Text to read:
So after a bad last few months things are FINALLY looking up for me.  I have a job! Thats right FINALLY I got one.  Not just any job but one that I really wanted I start next week and I am soooooo exicted about it I can't wait to start.  On yet another positive note my mum has loaned me the money to get all that I own back from Australia which I will be forever grateful to her for.  I have a generally more positive outlook on life at the moment.

Of course all of my lovely friends help too.  I feel like without my lovely friends I wouldn't be as happy as I am now.  Although recently I did have some sadness a childhood friend of mine past away.  It was hard for me not only because she was such an amazing person but also because she was the exact same age as me and thats never easy to take.  But I can only look forward.  I cried for her and her family now I need to focus on the positive.  That is not something I ever thought I would write!

I am trying not to let  sadness or negative thoughts come into my head and over take me anymore.  I've had enough of that in my past and its time to say goodbye to them and move on.  Typing that out fills me with a huge sigh of relief I feel like this huge weight has been lifted off my shoulders and I wish I had done it sooner!

Xo Music Chicka

Question to anyone bothering to read this.  Should there be or is there an age limit on friendship? What I mean is should people of a certain age not be friends with people who are alot younger then them? This came up in a converstation with a friend recently.  In fact I was the one who brought it up.

Problem: Continue the blog post about finally landing a job, picking up right after its last sentence. The rows after this point have no connection to the blog post.

Dataset excerpt:
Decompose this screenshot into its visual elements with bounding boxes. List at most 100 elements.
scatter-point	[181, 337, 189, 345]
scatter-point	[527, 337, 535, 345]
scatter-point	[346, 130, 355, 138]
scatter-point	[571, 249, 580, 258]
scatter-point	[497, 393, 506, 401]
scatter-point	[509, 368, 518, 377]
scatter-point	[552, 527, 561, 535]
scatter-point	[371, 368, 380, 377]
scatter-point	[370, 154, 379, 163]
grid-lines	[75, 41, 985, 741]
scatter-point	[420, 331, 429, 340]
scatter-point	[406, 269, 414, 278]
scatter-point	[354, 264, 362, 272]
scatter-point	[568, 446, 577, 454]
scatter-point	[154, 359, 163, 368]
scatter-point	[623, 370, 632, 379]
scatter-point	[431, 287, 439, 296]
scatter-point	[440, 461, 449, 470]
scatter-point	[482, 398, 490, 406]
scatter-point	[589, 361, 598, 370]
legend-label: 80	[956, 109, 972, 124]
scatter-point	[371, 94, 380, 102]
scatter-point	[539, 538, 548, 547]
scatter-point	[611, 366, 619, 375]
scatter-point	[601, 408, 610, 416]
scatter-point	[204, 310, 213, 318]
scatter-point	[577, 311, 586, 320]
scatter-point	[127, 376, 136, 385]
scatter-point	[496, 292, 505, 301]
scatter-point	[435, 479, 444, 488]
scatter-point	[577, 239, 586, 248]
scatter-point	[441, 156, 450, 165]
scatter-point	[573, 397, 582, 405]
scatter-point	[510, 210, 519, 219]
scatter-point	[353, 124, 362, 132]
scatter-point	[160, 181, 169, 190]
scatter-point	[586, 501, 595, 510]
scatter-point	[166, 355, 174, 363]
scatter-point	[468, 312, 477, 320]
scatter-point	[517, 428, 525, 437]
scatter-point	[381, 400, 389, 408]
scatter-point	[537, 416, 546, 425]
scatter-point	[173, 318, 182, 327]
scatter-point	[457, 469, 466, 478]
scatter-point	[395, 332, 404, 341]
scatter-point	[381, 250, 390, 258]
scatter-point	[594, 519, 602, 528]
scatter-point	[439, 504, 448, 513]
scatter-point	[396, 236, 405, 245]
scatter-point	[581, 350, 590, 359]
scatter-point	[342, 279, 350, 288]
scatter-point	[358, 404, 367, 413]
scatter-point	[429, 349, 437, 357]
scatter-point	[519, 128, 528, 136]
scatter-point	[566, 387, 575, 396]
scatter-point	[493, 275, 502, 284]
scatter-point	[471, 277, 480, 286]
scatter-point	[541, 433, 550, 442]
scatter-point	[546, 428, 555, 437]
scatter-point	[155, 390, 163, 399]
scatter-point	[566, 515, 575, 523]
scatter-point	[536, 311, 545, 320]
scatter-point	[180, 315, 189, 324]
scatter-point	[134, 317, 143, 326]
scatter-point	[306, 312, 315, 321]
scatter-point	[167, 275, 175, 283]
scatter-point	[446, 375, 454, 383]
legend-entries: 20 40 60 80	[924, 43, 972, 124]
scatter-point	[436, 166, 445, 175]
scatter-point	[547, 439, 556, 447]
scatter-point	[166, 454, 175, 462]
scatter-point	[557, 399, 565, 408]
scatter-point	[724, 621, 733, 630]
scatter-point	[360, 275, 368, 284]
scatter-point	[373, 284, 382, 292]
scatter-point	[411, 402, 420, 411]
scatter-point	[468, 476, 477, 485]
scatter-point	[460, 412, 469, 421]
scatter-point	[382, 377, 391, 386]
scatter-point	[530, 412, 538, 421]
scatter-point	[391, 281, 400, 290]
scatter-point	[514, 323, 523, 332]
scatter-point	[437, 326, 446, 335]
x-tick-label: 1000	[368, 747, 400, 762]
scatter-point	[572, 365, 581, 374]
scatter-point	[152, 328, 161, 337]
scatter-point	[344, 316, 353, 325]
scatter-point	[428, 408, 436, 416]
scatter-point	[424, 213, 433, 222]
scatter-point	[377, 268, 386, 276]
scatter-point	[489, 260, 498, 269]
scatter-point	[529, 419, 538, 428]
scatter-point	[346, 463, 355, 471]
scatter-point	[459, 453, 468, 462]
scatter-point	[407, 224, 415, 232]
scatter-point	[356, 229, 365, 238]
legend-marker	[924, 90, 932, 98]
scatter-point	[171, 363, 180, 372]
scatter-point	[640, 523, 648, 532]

Result:
Is it wrong of me to have friends younger then me? Some of whom are still in High School.  The youngest of these friends is only fourteen.  I am nearly twenty four which makes me ten years older then her.  I know thats a huge age gap when you really think about it.  But should I let this be an issue for me?

Then there is the whole seperate issue of online friends.  Is it wrong that I have so many (at least ten).  Its not that I'm scared of the outside world I go out when I feel like it and I do have friends outside of my online world.  I have connected with these people online for various reasons and they always eem to be there for me when no one else is.  Yet my mum says I shouldn't have so many online friends.  She makes fun of me for it infact.

To be honest I find it alot easier to talk to my online friends then alot of my "Real" friends.  I am not sure how I feel about it anymore.  I love my online friends alot one of them is my best friend.  Is that wrong? I don't appreciate being made fun of for it.  I love my online world and my real world.  Any thoughts?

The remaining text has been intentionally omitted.